=== Exercise task ===
Go through the listing and copy every line word for word.

(Collected data entries)
★ ★ ★ ★

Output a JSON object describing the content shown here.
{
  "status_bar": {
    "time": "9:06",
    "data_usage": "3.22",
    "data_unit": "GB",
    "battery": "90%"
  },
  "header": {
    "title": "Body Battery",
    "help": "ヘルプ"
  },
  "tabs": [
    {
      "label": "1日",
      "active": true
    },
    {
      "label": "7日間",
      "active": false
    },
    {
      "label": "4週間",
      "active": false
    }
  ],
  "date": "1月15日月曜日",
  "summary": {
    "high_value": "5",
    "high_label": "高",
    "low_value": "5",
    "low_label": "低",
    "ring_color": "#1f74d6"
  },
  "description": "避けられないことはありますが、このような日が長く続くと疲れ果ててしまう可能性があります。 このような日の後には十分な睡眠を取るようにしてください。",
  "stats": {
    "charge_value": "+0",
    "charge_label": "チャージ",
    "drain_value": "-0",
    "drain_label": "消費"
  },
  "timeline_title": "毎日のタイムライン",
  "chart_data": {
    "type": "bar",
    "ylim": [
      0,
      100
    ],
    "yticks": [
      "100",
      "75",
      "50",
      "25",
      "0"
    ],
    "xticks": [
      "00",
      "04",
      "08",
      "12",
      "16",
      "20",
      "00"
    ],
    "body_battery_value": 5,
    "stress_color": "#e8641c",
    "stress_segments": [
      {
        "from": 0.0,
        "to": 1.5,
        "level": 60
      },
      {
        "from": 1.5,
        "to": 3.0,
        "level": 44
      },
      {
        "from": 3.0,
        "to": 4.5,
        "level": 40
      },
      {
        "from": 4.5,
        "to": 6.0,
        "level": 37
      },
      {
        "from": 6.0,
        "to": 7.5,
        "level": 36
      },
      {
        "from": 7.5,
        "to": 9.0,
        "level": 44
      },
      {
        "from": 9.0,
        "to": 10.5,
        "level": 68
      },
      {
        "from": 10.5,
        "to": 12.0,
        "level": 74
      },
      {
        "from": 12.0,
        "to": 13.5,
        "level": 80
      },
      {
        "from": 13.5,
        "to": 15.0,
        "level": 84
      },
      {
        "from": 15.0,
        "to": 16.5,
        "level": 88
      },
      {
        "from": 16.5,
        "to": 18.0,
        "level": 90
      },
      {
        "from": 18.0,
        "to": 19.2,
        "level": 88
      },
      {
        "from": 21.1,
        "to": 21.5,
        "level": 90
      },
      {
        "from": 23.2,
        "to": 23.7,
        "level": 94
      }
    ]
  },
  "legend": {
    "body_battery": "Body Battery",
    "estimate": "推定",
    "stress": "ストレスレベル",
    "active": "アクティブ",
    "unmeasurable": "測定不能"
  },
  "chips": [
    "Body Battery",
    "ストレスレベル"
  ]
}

★ ★ ★ ★

=== Response for this exercise ===
Output a JSON object describing the content shown here.
{
  "status_bar": {
    "time": "9:06",
    "data_usage": "3.22",
    "data_unit": "GB",
    "battery": "90%"
  },
  "header": {
    "title": "Body Battery",
    "help": "ヘルプ"
  },
  "tabs": [
    {
      "label": "1日",
      "active": true
    },
    {
      "label": "7日間",
      "active": false
    },
    {
      "label": "4週間",
      "active": false
    }
  ],
  "date": "1月15日月曜日",
  "summary": {
    "high_value": "5",
    "high_label": "高",
    "low_value": "5",
    "low_label": "低",
    "ring_color": "#1f74d6"
  },
  "description": "避けられないことはありますが、このような日が長く続くと疲れ果ててしまう可能性があります。 このような日の後には十分な睡眠を取るようにしてください。",
  "stats": {
    "charge_value": "+0",
    "charge_label": "チャージ",
    "drain_value": "-0",
    "drain_label": "消費"
  },
  "timeline_title": "毎日のタイムライン",
  "chart_data": {
    "type": "bar",
    "ylim": [
      0,
      100
    ],
    "yticks": [
      "100",
      "75",
      "50",
      "25",
      "0"
    ],
    "xticks": [
      "00",
      "04",
      "08",
      "12",
      "16",
      "20",
      "00"
    ],
    "body_battery_value": 5,
    "stress_color": "#e8641c",
    "stress_segments": [
      {
        "from": 0.0,
        "to": 1.5,
        "level": 60
      },
      {
        "from": 1.5,
        "to": 3.0,
        "level": 44
      },
      {
        "from": 3.0,
        "to": 4.5,
        "level": 40
      },
      {
        "from": 4.5,
        "to": 6.0,
        "level": 37
      },
      {
        "from": 6.0,
        "to": 7.5,
        "level": 36
      },
      {
        "from": 7.5,
        "to": 9.0,
        "level": 44
      },
      {
        "from": 9.0,
        "to": 10.5,
        "level": 68
      },
      {
        "from": 10.5,
        "to": 12.0,
        "level": 74
      },
      {
        "from": 12.0,
        "to": 13.5,
        "level": 80
      },
      {
        "from": 13.5,
        "to": 15.0,
        "level": 84
      },
      {
        "from": 15.0,
        "to": 16.5,
        "level": 88
      },
      {
        "from": 16.5,
        "to": 18.0,
        "level": 90
      },
      {
        "from": 18.0,
        "to": 19.2,
        "level": 88
      },
      {
        "from": 21.1,
        "to": 21.5,
        "level": 90
      },
      {
        "from": 23.2,
        "to": 23.7,
        "level": 94
      }
    ]
  },
  "legend": {
    "body_battery": "Body Battery",
    "estimate": "推定",
    "stress": "ストレスレベル",
    "active": "アクティブ",
    "unmeasurable": "測定不能"
  },
  "chips": [
    "Body Battery",
    "ストレスレベル"
  ]
}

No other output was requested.